Stored items:

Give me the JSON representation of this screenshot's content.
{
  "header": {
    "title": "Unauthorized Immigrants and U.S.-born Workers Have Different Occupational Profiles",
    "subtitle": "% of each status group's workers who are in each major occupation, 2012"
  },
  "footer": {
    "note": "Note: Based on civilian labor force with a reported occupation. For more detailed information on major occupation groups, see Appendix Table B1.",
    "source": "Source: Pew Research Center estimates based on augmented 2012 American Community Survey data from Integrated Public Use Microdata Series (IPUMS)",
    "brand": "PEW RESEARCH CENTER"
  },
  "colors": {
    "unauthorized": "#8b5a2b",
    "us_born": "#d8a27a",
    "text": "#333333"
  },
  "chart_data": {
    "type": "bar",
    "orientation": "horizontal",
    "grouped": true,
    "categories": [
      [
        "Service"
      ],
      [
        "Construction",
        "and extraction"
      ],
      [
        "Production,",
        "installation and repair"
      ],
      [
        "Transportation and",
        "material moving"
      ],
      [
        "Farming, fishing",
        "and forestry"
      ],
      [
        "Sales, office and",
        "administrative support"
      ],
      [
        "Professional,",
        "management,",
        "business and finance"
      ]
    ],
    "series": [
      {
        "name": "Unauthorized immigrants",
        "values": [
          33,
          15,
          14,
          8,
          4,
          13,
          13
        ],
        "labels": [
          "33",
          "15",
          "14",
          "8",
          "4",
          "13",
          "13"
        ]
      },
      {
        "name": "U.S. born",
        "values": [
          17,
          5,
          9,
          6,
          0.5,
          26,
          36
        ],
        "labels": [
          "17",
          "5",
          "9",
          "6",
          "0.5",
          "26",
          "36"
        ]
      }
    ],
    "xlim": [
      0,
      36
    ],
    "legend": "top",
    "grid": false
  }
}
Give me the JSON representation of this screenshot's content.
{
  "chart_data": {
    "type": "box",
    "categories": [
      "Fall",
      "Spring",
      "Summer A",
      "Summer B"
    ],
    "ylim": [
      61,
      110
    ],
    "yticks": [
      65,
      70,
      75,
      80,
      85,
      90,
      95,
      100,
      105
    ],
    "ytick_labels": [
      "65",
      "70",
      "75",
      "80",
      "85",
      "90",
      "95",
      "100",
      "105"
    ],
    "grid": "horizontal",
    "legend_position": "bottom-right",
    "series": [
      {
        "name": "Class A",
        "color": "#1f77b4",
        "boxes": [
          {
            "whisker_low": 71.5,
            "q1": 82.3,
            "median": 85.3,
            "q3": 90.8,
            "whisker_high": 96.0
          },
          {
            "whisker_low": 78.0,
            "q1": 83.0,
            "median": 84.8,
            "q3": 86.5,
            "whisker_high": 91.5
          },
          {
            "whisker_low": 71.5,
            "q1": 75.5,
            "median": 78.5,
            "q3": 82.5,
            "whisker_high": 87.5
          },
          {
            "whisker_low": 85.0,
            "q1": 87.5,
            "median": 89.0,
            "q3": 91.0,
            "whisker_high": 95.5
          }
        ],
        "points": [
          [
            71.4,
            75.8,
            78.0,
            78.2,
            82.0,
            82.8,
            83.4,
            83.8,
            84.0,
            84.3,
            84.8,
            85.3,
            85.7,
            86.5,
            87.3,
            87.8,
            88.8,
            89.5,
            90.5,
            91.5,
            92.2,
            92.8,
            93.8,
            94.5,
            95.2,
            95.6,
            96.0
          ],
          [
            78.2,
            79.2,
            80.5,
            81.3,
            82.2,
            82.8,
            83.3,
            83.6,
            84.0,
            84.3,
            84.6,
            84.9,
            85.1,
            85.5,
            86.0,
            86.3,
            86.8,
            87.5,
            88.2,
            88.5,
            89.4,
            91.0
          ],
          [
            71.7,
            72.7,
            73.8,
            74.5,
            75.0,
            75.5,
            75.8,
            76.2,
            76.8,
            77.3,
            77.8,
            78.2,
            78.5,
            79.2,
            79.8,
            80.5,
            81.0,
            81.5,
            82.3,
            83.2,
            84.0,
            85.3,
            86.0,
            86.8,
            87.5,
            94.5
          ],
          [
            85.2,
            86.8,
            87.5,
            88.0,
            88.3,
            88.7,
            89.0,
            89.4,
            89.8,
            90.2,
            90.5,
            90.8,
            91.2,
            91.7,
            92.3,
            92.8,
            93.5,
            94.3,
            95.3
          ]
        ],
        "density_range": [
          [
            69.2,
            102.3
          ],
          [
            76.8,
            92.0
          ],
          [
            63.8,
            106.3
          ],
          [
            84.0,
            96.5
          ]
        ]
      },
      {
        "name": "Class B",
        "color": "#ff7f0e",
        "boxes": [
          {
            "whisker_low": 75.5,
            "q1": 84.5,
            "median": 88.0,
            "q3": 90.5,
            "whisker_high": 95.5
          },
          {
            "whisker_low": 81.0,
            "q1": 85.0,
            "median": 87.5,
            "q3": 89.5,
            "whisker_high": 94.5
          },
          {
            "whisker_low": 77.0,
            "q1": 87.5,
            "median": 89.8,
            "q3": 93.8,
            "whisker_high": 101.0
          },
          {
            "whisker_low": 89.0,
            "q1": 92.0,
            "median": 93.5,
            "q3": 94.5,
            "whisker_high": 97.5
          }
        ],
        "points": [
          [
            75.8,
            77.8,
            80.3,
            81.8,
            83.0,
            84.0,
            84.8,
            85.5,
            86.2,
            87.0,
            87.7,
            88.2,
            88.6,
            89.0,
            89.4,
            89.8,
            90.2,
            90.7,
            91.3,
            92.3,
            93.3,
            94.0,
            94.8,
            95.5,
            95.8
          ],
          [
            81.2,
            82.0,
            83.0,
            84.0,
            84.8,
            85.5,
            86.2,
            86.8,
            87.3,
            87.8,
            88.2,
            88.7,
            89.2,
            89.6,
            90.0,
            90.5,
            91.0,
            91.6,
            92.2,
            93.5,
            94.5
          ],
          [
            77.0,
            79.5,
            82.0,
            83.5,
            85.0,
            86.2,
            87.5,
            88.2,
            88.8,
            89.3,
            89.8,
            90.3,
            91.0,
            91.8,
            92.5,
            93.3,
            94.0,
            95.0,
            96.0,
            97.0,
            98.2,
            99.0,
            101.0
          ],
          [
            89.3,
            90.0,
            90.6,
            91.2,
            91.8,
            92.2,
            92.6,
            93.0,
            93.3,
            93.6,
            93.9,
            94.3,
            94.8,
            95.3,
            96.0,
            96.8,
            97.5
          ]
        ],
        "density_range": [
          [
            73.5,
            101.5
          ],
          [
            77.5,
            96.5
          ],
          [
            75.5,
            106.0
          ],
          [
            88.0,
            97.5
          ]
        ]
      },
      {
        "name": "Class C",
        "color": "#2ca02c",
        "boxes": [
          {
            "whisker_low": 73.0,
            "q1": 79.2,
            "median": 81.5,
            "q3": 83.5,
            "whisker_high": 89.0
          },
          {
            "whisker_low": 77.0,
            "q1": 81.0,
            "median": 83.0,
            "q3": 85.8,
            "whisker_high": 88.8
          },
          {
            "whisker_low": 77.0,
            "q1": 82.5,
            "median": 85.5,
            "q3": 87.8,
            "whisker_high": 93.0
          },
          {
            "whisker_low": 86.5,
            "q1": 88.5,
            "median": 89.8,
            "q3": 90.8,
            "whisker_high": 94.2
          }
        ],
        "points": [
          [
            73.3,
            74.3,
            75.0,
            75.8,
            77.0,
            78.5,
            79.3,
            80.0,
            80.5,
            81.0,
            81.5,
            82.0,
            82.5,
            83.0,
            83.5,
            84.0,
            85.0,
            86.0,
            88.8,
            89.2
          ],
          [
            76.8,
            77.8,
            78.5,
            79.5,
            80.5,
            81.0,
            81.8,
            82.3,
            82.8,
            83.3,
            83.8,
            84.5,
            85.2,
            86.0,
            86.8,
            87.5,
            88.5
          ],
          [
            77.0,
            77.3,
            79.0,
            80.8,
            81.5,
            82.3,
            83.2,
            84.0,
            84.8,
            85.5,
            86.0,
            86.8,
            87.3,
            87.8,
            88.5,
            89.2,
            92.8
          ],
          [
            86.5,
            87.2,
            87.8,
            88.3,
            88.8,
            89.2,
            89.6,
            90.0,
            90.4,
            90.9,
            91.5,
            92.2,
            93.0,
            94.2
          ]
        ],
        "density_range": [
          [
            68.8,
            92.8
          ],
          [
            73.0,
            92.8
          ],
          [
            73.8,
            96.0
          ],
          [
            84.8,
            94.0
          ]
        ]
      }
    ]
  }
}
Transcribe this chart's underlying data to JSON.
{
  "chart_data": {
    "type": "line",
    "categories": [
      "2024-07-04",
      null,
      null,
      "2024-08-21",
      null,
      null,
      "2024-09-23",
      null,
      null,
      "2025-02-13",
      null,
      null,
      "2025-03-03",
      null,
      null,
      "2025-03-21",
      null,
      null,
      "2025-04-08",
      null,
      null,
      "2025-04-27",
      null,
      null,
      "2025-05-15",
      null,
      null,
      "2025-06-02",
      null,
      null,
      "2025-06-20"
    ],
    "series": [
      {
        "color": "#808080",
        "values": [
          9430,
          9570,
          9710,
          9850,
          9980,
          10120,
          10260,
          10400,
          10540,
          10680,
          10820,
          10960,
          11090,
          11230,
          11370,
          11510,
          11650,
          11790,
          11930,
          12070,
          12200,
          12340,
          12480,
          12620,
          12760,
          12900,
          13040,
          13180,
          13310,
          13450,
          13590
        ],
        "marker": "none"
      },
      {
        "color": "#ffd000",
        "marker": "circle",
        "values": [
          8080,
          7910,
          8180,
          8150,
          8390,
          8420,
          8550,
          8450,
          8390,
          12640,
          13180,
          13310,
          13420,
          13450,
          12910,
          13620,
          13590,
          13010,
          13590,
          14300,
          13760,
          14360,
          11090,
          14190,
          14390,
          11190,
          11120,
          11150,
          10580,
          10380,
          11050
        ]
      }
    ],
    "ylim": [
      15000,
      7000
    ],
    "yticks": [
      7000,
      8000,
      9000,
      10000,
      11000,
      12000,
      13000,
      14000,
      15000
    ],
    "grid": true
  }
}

Do this: Find each line in the records holding the string "median" and show it.

Solution:
            "median": 85.3,
            "median": 84.8,
            "median": 78.5,
            "median": 89.0,
            "median": 88.0,
            "median": 87.5,
            "median": 89.8,
            "median": 93.5,
            "median": 81.5,
            "median": 83.0,
            "median": 85.5,
            "median": 89.8,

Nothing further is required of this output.